* Exercise details:
Copy out each line that has "screenshot" in it.

* Given records:
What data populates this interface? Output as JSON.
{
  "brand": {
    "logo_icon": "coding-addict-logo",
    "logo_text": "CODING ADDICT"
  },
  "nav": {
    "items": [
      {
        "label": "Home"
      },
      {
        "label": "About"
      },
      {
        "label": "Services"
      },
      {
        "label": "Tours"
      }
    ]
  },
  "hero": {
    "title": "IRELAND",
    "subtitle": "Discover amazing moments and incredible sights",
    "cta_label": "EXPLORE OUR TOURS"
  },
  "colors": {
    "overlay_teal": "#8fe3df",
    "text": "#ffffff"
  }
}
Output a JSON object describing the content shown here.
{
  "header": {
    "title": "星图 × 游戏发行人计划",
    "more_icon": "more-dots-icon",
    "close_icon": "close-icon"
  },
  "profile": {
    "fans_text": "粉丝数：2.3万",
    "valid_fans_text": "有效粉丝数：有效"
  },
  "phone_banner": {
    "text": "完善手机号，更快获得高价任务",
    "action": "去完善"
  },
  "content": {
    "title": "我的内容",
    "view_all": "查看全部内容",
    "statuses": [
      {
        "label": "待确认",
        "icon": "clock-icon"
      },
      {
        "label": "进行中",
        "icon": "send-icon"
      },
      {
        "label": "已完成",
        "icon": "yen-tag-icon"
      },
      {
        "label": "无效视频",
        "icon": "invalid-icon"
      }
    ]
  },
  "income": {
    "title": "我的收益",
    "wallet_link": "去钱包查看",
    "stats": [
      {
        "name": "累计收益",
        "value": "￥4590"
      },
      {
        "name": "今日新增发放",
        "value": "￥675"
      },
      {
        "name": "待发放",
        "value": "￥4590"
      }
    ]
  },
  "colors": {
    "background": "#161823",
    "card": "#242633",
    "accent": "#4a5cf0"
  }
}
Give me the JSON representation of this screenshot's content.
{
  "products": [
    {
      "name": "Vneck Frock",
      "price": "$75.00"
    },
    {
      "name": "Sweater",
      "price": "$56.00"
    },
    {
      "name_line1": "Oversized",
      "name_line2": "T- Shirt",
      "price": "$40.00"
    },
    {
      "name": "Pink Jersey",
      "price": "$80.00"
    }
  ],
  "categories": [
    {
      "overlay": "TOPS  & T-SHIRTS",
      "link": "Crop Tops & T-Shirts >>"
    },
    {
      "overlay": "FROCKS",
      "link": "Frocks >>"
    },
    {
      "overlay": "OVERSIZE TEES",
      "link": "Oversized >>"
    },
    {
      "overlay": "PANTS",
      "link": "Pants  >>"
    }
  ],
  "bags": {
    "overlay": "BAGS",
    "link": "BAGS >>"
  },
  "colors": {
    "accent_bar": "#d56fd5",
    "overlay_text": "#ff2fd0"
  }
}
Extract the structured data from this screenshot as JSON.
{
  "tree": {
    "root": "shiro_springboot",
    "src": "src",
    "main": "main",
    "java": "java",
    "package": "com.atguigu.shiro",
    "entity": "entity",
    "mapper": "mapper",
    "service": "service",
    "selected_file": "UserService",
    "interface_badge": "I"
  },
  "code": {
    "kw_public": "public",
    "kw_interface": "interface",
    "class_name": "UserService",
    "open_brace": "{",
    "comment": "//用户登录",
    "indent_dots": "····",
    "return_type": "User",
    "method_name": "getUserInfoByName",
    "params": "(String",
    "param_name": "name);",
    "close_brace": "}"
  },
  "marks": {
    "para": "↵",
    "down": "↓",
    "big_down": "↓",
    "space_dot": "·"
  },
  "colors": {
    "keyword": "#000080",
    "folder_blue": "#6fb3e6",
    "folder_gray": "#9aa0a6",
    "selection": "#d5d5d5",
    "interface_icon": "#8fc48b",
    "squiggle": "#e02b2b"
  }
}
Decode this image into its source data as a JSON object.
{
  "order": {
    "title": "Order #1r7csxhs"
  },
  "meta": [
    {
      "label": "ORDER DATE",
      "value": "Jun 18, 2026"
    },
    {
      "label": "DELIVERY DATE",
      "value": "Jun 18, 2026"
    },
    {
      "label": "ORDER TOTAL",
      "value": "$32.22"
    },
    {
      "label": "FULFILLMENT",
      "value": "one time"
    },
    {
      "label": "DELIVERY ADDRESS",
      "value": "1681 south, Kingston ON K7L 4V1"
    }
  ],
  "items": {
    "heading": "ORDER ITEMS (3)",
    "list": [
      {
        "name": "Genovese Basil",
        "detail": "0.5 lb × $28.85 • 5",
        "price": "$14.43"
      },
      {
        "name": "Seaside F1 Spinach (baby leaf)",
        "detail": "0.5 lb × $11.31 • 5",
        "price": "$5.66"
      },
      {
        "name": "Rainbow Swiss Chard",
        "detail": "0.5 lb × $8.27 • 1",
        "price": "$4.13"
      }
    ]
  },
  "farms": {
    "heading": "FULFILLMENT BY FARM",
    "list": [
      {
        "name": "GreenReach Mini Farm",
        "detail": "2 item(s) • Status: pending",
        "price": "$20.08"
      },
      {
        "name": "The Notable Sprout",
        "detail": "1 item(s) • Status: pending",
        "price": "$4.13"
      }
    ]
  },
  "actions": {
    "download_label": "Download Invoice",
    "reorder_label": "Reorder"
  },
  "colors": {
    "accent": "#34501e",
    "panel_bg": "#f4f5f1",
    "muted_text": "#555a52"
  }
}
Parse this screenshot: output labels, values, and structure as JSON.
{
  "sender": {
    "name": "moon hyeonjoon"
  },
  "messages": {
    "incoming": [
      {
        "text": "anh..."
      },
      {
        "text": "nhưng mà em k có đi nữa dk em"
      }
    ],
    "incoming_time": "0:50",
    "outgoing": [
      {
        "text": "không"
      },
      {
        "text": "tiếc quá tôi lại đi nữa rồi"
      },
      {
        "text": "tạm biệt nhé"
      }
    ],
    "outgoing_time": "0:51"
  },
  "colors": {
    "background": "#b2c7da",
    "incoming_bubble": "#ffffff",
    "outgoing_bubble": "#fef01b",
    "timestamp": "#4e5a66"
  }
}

* Task response:
Give me the JSON representation of this screenshot's content.
Extract the structured data from this screenshot as JSON.
Parse this screenshot: output labels, values, and structure as JSON.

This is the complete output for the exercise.